- _Directions for this task_
Identify each line containing the word "прибавляет" and copy it.

- _Listed entries_
────────

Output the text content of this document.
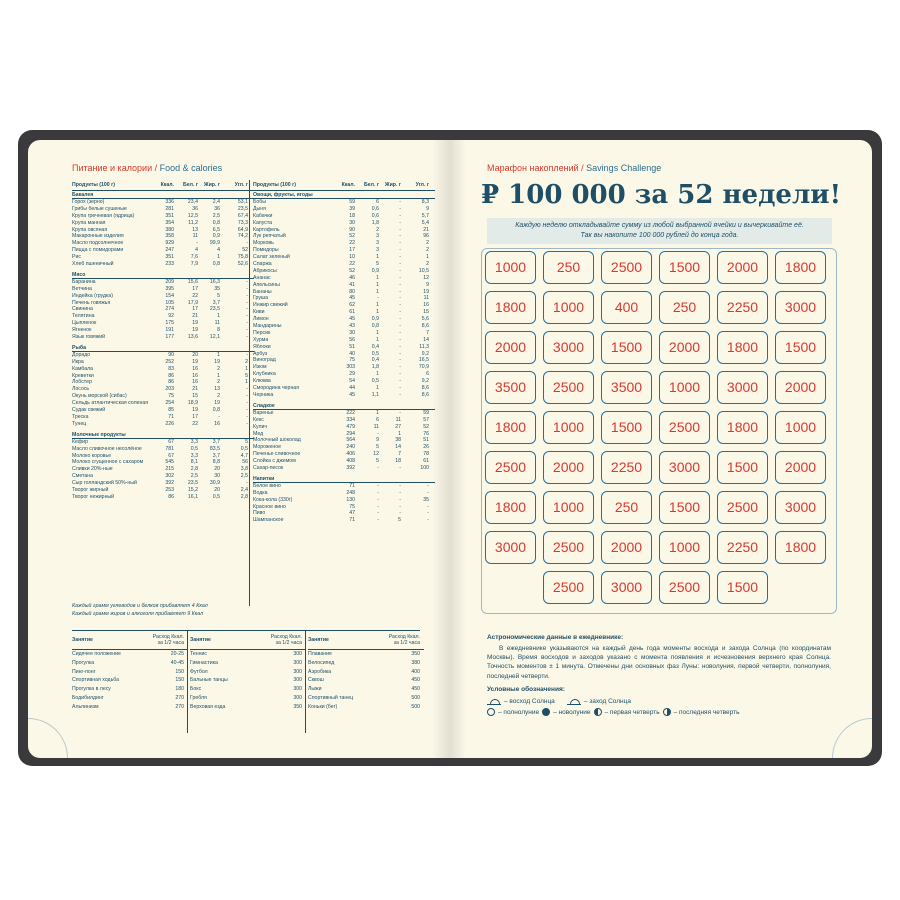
Питание и калории / Food & calories
Продукты (100 г)	Ккал.	Бел. г	Жир. г	Угл. г
Бакалея
Горох (зерно)	336	23,4	2,4	53,1
Грибы белые сушеные	281	36	36	23,5
Крупа гречневая (ядрица)	351	12,5	2,5	67,4
Крупа манная	354	11,2	0,8	73,3
Крупа овсяная	380	13	6,5	64,9
Макаронные изделия	358	11	0,9	74,2
Масло подсолнечное	929	-	99,9	-
Пицца с помидорами	247	4	4	52
Рис	351	7,6	1	75,8
Хлеб пшеничный	233	7,9	0,8	52,6
Мясо
Баранина	209	15,6	16,3	-
Ветчина	395	17	35	-
Индейка (грудка)	154	22	5	-
Печень говяжья	105	17,9	3,7	-
Свинина	274	17	23,5	-
Телятина	92	21	1	-
Цыпленок	175	19	11	-
Ягненок	191	19	8	-
Язык говяжий	177	13,6	12,1	-
Рыба
Дорадо	90	20	1	-
Икра	252	19	19	2
Камбала	83	16	2	1
Креветки	86	16	1	5
Лобстер	86	16	2	1
Лосось	203	21	13	-
Окунь морской (сибас)	75	15	2	-
Сельдь атлантическая соленая	254	18,9	19	-
Судак свежий	85	19	0,8	-
Треска	71	17	-	-
Тунец	226	22	16	-
Молочные продукты
Кефир	67	3,3	3,7	5
Масло сливочное несолёное	781	0,5	83,5	0,5
Молоко коровье	67	3,3	3,7	4,7
Молоко сгущенное с сахаром	545	8,1	8,8	56
Сливки 20%-ные	215	2,8	20	3,8
Сметана	302	2,5	30	2,5
Сыр голландский 50%-ный	392	23,5	30,9	-
Творог жирный	253	15,2	20	2,4
Творог нежирный	86	16,1	0,5	2,8
Продукты (100 г)	Ккал.	Бел. г	Жир. г	Угл. г
Овощи, фрукты, ягоды
Бобы	59	6	-	8,3
Дыня	39	0,6	-	9
Кабачки	18	0,6	-	5,7
Капуста	30	1,8	-	5,4
Картофель	90	2	-	21
Лук репчатый	52	3	-	96
Морковь	22	3	-	2
Помидоры	17	3	-	2
Салат зеленый	10	1	-	1
Спаржа	22	5	-	2
Абрикосы	52	0,9	-	10,5
Ананас	46	1	-	12
Апельсины	41	1	-	9
Бананы	80	1	-	19
Груша	45	-	-	11
Инжир свежий	62	1	-	16
Киви	61	1	-	15
Лимон	45	0,9	-	5,6
Мандарины	43	0,8	-	8,6
Персик	30	1	-	7
Хурма	56	1	-	14
Яблоки	51	0,4	-	11,3
Арбуз	40	0,5	-	9,2
Виноград	75	0,4	-	16,5
Изюм	303	1,8	-	70,9
Клубника	29	1	-	6
Клюква	54	0,5	-	9,2
Смородина черная	44	1	-	8,6
Черника	45	1,1	-	8,6
Сладкое
Варенье	222	1	-	59
Кекс	334	6	11	57
Кулич	479	11	27	52
Мед	294	-	1	76
Молочный шоколад	564	9	38	51
Мороженое	240	5	14	26
Печенье сливочное	406	12	7	78
Слойка с джемом	408	5	18	61
Сахар-песок	392	-	-	100
Напитки
Белое вино	71	-	-	-
Водка	248	-	-	-
Кока-кола (330г)	130	-	-	35
Красное вино	75	-	-	-
Пиво	47	-	-	-
Шампанское	71	-	5	-
Каждый грамм углеводов и белков прибавляет 4 Ккал
Каждый грамм жиров и алкоголя прибавляет 9 Ккал
Занятие	Расход Ккал. за 1/2 часа
Сидячее положение	20-25
Прогулка	40-45
Пинг-понг	150
Спортивная ходьба	150
Прогулка в лесу	180
Бодибилдинг	270
Альпинизм	270
Занятие	Расход Ккал. за 1/2 часа
Теннис	300
Гимнастика	300
Футбол	300
Бальные танцы	300
Бокс	300
Гребля	300
Верховая езда	350
Занятие	Расход Ккал. за 1/2 часа
Плавание	350
Велосипед	380
Аэробика	400
Сквош	450
Лыжи	450
Спортивный танец	500
Коньки (бег)	500
Марафон накоплений / Savings Challenge
₽ 100 000 за 52 недели!
Каждую неделю откладывайте сумму из любой выбранной ячейки и вычеркивайте её.
Так вы накопите 100 000 рублей до конца года.
1000	250	2500	1500	2000	1800
1800	1000	400	250	2250	3000
2000	3000	1500	2000	1800	1500
3500	2500	3500	1000	3000	2000
1800	1000	1500	2500	1800	1000
2500	2000	2250	3000	1500	2000
1800	1000	250	1500	2500	3000
3000	2500	2000	1000	2250	1800
2500	3000	2500	1500
Астрономические данные в ежедневнике:
В ежедневнике указываются на каждый день года моменты восхода и захода Солнца (по координатам Москвы). Время восходов и заходов указано с момента появления и исчезновения верхнего края Солнца. Точность моментов ± 1 минута. Отмечены дни основных фаз Луны: новолуния, первой четверти, полнолуния, последней четверти.
Условные обозначения:
– восход Солнца	– заход Солнца
– полнолуние – новолуние – первая четверть – последняя четверть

────────

- _Solution to this exercise_
Каждый грамм углеводов и белков прибавляет 4 Ккал
Каждый грамм жиров и алкоголя прибавляет 9 Ккал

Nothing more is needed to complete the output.